To be done: Without including any images, repeat the data exactly.

+++++

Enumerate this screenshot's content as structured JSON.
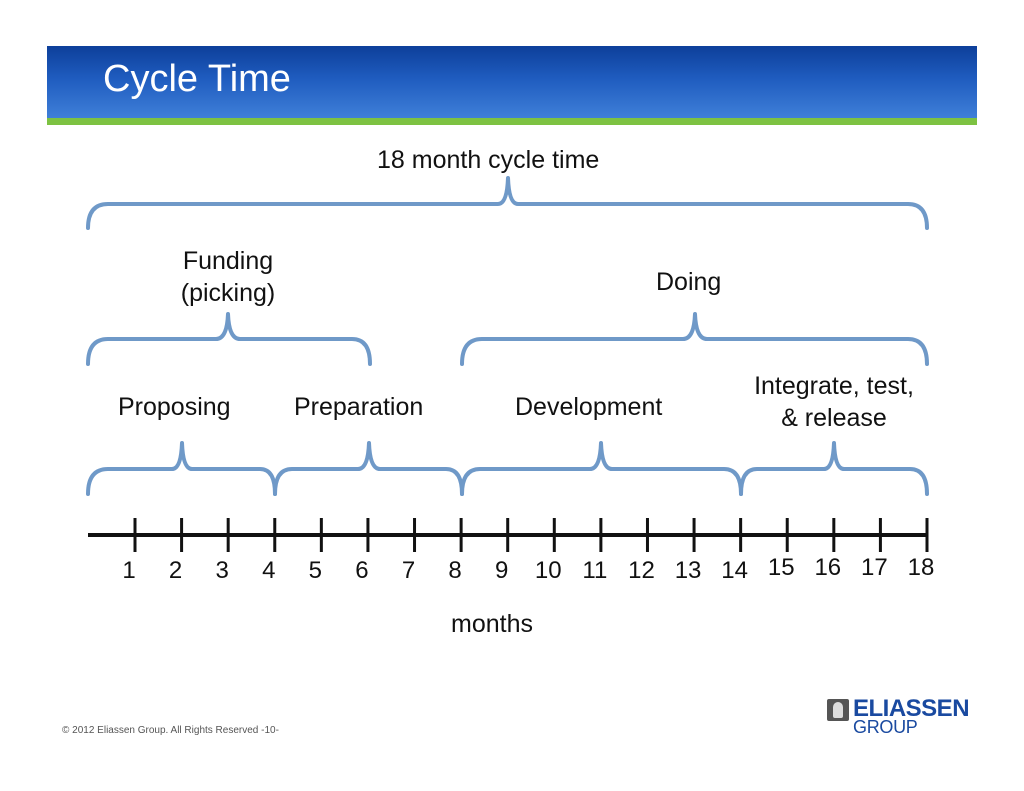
{
  "header": {
    "title": "Cycle Time"
  },
  "labels": {
    "total": "18 month cycle time",
    "funding": "Funding\n(picking)",
    "doing": "Doing",
    "proposing": "Proposing",
    "preparation": "Preparation",
    "development": "Development",
    "integrate": "Integrate, test,\n& release"
  },
  "axis": {
    "label": "months",
    "ticks": [
      "1",
      "2",
      "3",
      "4",
      "5",
      "6",
      "7",
      "8",
      "9",
      "10",
      "11",
      "12",
      "13",
      "14",
      "15",
      "16",
      "17",
      "18"
    ]
  },
  "footer": {
    "copyright": "© 2012 Eliassen Group. All Rights Reserved -10-"
  },
  "logo": {
    "top": "ELIASSEN",
    "bottom": "GROUP"
  },
  "colors": {
    "bracket": "#6f99c8",
    "axis": "#111111",
    "header": "#1f5cbf",
    "stripe": "#7dc242"
  }
}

+++++

Correct answer:
Enumerate this screenshot's content as structured JSON.
{
  "header": {
    "title": "Cycle Time"
  },
  "labels": {
    "total": "18 month cycle time",
    "funding": "Funding\n(picking)",
    "doing": "Doing",
    "proposing": "Proposing",
    "preparation": "Preparation",
    "development": "Development",
    "integrate": "Integrate, test,\n& release"
  },
  "axis": {
    "label": "months",
    "ticks": [
      "1",
      "2",
      "3",
      "4",
      "5",
      "6",
      "7",
      "8",
      "9",
      "10",
      "11",
      "12",
      "13",
      "14",
      "15",
      "16",
      "17",
      "18"
    ]
  },
  "footer": {
    "copyright": "© 2012 Eliassen Group. All Rights Reserved -10-"
  },
  "logo": {
    "top": "ELIASSEN",
    "bottom": "GROUP"
  },
  "colors": {
    "bracket": "#6f99c8",
    "axis": "#111111",
    "header": "#1f5cbf",
    "stripe": "#7dc242"
  }
}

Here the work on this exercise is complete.